• What this task involves
Report the count of lines that carry the string "active", and add nothing.

## Start Data extract

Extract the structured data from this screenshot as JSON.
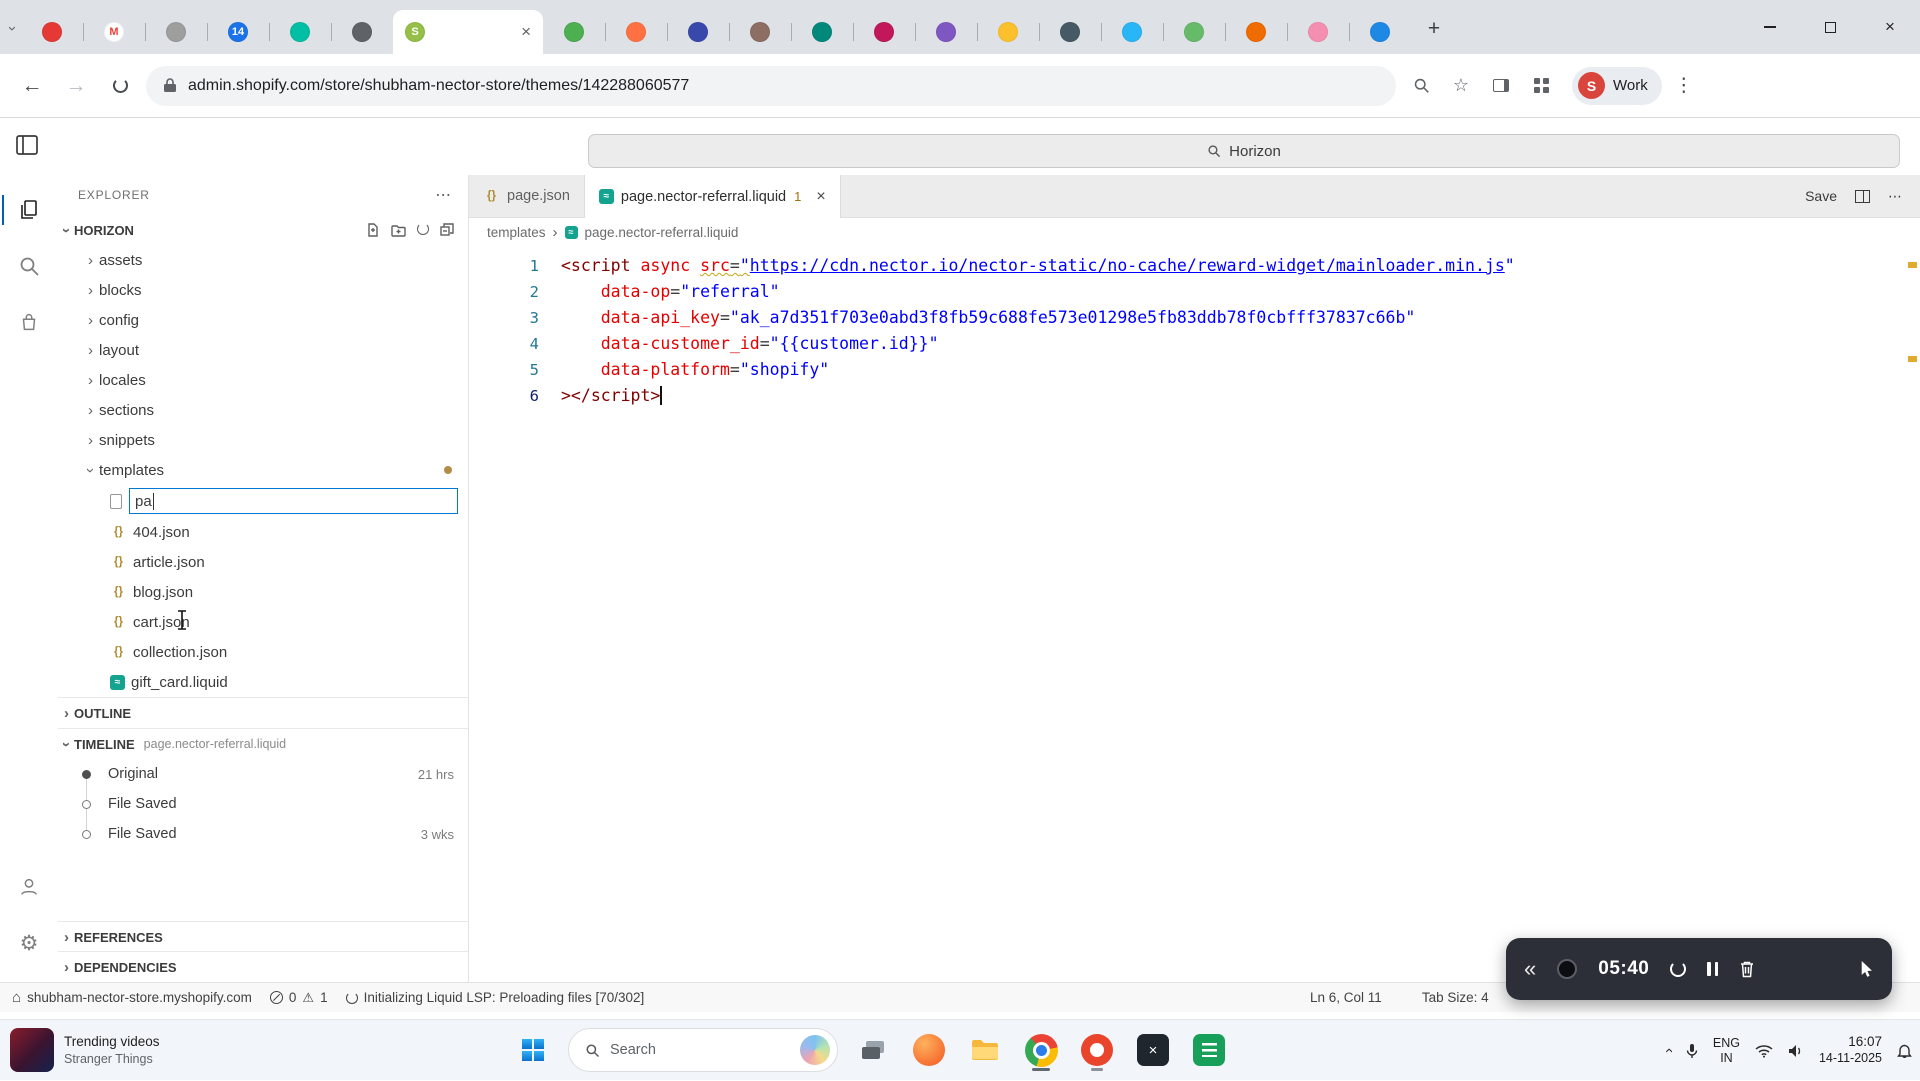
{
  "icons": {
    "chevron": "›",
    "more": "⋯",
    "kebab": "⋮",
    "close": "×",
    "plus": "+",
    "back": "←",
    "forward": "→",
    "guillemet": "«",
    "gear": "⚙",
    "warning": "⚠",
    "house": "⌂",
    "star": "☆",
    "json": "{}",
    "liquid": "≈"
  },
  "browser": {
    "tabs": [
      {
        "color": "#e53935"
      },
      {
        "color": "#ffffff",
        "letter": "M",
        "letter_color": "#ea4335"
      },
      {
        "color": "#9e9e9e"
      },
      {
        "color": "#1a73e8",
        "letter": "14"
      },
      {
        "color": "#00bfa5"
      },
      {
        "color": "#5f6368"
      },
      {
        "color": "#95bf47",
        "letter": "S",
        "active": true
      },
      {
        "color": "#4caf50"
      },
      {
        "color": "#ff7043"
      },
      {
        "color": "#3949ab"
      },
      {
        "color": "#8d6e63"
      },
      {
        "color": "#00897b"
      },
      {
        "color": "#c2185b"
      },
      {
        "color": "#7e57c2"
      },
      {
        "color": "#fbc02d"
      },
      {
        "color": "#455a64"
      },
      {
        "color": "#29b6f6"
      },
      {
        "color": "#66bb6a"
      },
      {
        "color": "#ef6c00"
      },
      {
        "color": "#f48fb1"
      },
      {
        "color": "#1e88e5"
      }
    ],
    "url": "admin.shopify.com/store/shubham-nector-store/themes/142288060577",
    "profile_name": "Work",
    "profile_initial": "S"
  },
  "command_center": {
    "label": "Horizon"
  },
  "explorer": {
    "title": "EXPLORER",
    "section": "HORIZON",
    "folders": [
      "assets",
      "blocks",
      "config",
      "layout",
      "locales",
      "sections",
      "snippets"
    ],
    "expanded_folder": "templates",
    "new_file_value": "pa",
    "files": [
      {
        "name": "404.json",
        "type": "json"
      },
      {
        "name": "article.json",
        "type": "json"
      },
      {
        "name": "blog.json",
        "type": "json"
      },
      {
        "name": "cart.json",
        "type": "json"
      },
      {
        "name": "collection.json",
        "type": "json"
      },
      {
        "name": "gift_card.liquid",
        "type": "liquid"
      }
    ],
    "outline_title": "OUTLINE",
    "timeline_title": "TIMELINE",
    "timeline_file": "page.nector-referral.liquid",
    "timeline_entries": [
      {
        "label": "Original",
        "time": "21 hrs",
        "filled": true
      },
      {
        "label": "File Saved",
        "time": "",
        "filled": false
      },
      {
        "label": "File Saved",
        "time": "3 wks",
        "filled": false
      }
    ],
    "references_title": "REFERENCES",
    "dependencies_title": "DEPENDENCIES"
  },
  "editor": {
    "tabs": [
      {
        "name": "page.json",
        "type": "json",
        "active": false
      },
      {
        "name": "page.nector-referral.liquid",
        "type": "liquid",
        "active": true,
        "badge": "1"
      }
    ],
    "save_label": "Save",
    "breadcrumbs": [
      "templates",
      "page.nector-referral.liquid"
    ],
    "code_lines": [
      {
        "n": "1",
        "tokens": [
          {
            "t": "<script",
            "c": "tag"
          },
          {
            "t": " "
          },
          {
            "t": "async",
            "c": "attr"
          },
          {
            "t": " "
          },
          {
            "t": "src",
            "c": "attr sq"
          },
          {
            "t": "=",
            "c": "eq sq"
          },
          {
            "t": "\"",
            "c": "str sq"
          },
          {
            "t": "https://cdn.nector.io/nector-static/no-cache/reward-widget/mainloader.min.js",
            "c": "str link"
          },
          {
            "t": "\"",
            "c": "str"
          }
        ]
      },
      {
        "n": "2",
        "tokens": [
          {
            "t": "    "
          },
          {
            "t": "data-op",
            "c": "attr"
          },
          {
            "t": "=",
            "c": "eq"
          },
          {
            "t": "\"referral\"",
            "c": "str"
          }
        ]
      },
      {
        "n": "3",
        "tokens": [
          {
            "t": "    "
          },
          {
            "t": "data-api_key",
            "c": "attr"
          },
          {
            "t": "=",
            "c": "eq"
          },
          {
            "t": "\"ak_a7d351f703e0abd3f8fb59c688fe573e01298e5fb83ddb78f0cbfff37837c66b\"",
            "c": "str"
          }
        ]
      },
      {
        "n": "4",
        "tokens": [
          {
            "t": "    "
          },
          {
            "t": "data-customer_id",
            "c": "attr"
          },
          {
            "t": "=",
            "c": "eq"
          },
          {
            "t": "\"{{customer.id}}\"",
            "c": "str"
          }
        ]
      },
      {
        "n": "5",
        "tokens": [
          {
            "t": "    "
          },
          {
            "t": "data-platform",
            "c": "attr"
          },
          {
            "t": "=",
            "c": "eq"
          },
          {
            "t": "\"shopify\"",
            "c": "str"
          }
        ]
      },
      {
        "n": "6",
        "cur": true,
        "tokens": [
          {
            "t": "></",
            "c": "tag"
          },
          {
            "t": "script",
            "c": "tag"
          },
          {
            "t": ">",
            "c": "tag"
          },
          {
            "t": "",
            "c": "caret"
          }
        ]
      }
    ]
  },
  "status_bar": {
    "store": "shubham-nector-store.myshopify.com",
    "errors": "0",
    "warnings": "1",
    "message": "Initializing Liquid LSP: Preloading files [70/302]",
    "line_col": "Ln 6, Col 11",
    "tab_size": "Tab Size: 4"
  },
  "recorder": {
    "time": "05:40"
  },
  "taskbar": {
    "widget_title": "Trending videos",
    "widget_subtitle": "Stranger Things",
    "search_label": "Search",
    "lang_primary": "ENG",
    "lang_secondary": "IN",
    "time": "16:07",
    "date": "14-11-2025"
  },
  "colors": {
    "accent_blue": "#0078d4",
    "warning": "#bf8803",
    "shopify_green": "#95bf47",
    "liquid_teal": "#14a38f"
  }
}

## End Data extract

• Exercise output
3